* **Task goal**: Pull out every line in the records below that contains the string "title", and copy each one in full. Uppercase and lowercase letters count as different.

* **Visual layout annotation data**:
____

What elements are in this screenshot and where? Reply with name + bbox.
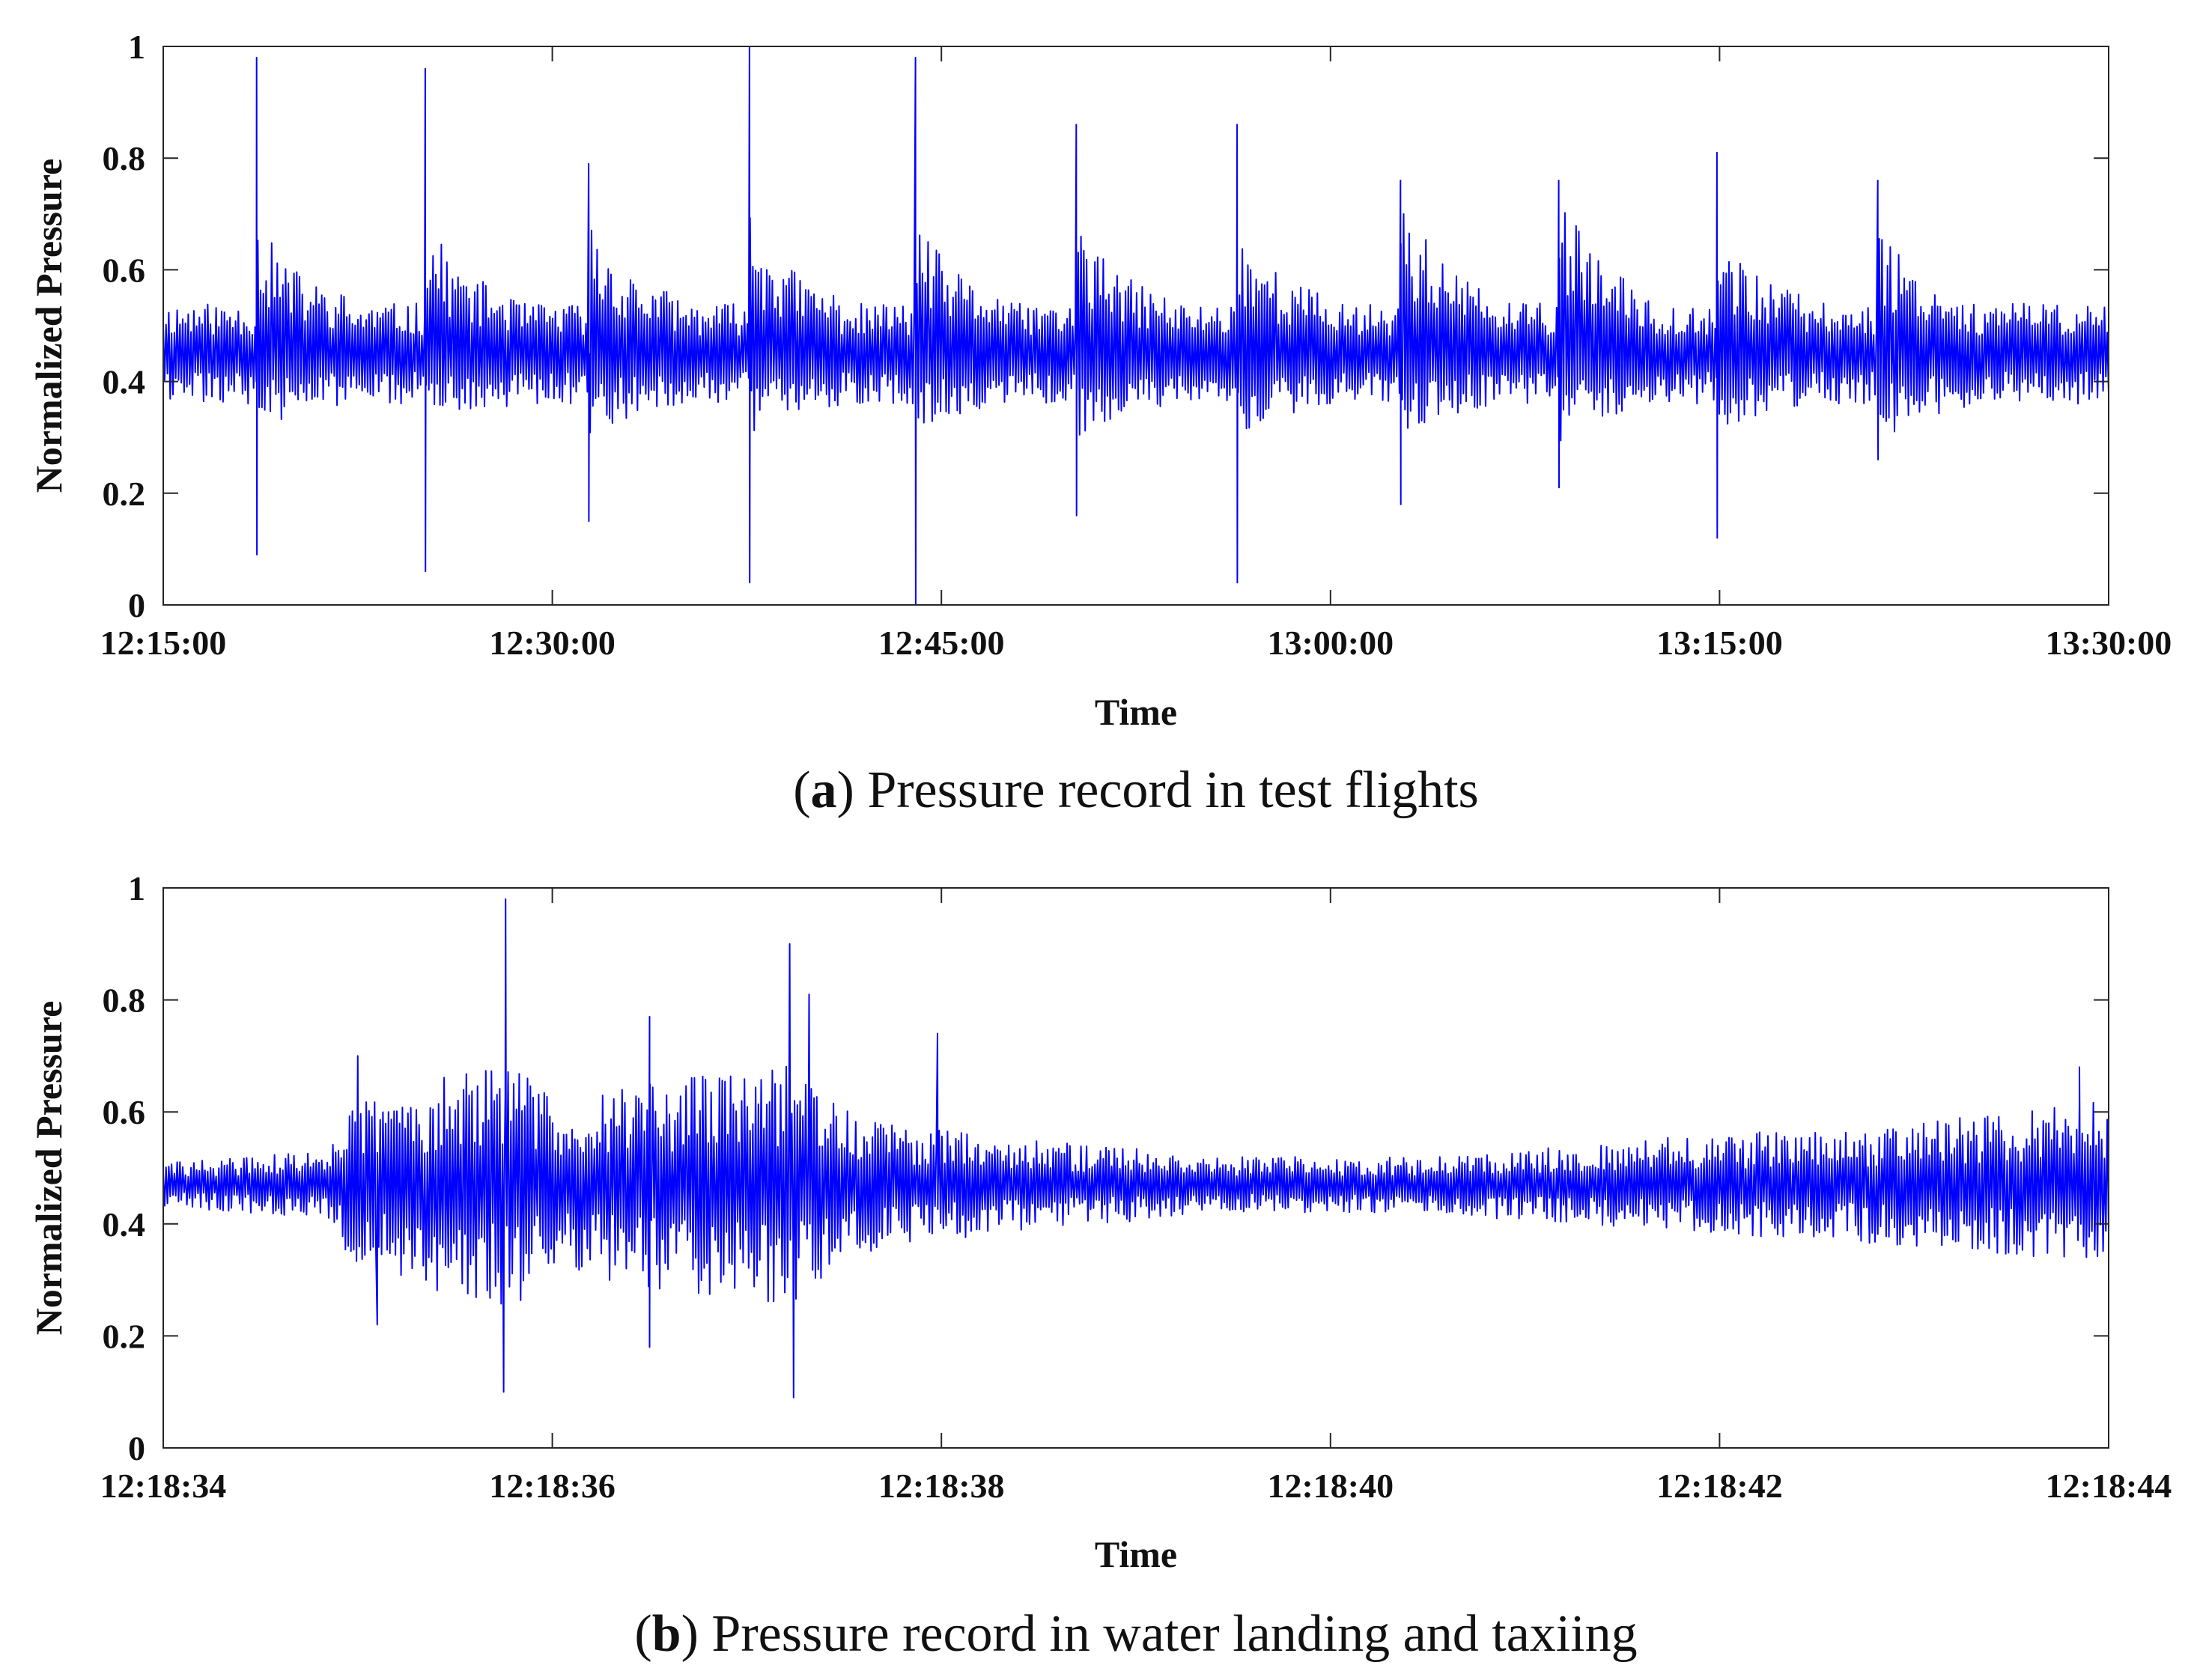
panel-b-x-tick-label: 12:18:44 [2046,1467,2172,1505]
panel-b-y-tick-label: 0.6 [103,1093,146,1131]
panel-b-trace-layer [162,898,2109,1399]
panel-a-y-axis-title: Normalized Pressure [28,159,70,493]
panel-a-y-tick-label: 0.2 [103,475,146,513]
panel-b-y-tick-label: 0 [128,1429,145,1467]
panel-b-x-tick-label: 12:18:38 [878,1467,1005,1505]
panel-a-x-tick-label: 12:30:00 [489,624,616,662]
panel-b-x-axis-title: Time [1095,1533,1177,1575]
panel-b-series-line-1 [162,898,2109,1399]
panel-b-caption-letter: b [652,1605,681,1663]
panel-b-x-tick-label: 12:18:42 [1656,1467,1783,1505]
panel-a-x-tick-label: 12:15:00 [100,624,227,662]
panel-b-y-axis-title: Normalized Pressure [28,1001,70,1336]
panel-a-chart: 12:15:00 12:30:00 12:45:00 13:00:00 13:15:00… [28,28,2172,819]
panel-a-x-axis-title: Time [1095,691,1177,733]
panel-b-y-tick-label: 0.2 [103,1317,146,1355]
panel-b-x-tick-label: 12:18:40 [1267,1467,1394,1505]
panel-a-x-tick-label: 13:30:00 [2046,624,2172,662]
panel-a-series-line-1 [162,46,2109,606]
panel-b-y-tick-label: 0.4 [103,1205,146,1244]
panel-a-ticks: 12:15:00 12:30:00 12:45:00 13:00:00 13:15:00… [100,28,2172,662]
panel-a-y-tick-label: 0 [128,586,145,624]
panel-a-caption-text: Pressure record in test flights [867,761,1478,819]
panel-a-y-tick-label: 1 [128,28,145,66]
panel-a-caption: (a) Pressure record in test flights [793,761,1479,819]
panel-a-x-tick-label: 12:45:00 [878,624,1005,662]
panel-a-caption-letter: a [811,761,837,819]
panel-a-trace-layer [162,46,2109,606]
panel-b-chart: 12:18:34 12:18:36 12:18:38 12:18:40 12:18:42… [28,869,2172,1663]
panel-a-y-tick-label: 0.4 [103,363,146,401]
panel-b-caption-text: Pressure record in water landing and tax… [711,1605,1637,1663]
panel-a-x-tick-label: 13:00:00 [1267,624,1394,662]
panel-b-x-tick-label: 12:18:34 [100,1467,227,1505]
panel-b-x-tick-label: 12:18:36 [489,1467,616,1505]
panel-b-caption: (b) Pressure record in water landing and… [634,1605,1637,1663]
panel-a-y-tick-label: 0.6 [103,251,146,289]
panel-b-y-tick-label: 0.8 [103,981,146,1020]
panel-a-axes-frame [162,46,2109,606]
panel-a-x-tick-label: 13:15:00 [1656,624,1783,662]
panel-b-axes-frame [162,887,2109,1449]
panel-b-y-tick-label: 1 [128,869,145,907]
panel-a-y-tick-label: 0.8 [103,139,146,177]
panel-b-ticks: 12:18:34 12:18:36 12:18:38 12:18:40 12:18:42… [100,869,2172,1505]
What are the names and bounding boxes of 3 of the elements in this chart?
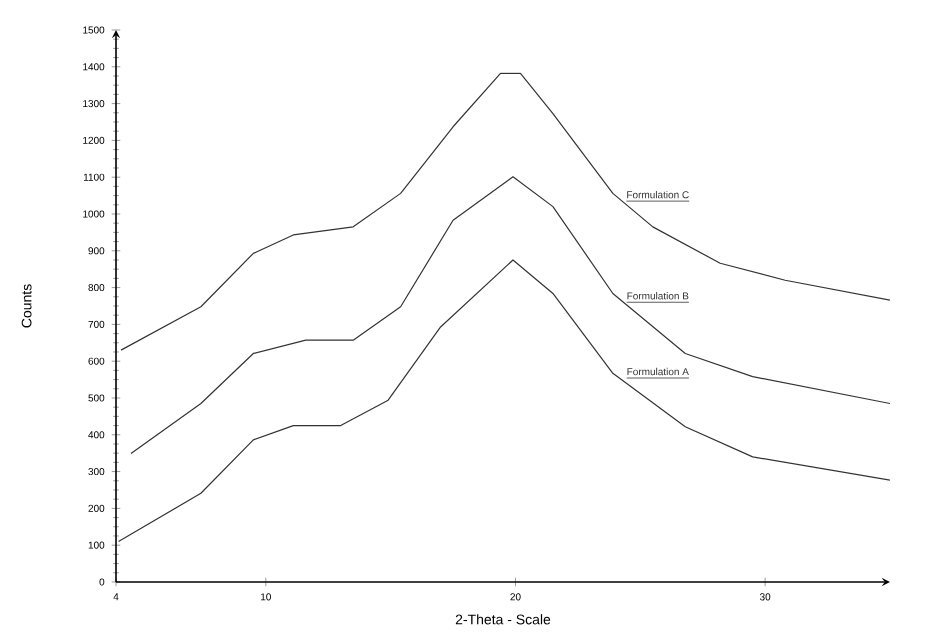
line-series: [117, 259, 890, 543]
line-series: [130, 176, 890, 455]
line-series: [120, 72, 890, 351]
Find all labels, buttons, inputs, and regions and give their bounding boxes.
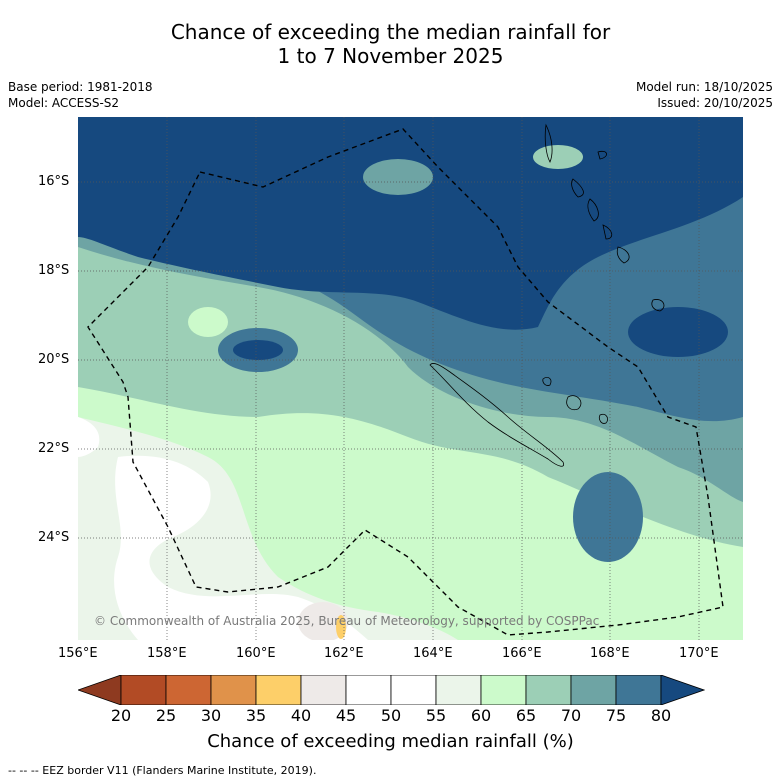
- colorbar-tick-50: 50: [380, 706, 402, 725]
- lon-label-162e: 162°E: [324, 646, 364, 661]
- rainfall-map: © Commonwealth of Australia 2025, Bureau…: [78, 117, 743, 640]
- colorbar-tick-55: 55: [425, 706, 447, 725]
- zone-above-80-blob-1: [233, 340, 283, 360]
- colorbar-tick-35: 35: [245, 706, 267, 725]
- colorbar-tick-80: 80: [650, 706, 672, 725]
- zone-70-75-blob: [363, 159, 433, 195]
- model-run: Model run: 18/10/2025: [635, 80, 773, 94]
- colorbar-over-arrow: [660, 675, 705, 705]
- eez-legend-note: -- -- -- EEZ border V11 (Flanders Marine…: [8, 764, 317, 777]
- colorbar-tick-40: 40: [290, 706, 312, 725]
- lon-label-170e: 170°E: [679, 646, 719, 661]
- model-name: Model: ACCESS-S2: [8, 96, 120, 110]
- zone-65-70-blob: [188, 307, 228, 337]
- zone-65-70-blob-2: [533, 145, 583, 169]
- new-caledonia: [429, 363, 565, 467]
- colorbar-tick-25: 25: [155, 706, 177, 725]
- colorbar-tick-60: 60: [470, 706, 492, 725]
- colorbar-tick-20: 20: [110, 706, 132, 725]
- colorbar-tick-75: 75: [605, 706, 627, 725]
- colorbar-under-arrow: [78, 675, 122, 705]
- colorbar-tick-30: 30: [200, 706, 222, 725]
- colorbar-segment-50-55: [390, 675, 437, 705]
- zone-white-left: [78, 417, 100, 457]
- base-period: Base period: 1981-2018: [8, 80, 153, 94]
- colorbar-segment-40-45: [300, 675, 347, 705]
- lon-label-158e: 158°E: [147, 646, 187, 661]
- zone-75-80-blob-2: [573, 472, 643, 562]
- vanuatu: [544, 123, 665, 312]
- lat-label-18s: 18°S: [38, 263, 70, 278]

____

* **Task response**:
panel-a-y-axis-title: Normalized Pressure [28,159,70,493]
panel-b-x-axis-title: Time [1095,1533,1177,1575]
panel-b-y-axis-title: Normalized Pressure [28,1001,70,1336]
panel-a-x-axis-title: Time [1095,691,1177,733]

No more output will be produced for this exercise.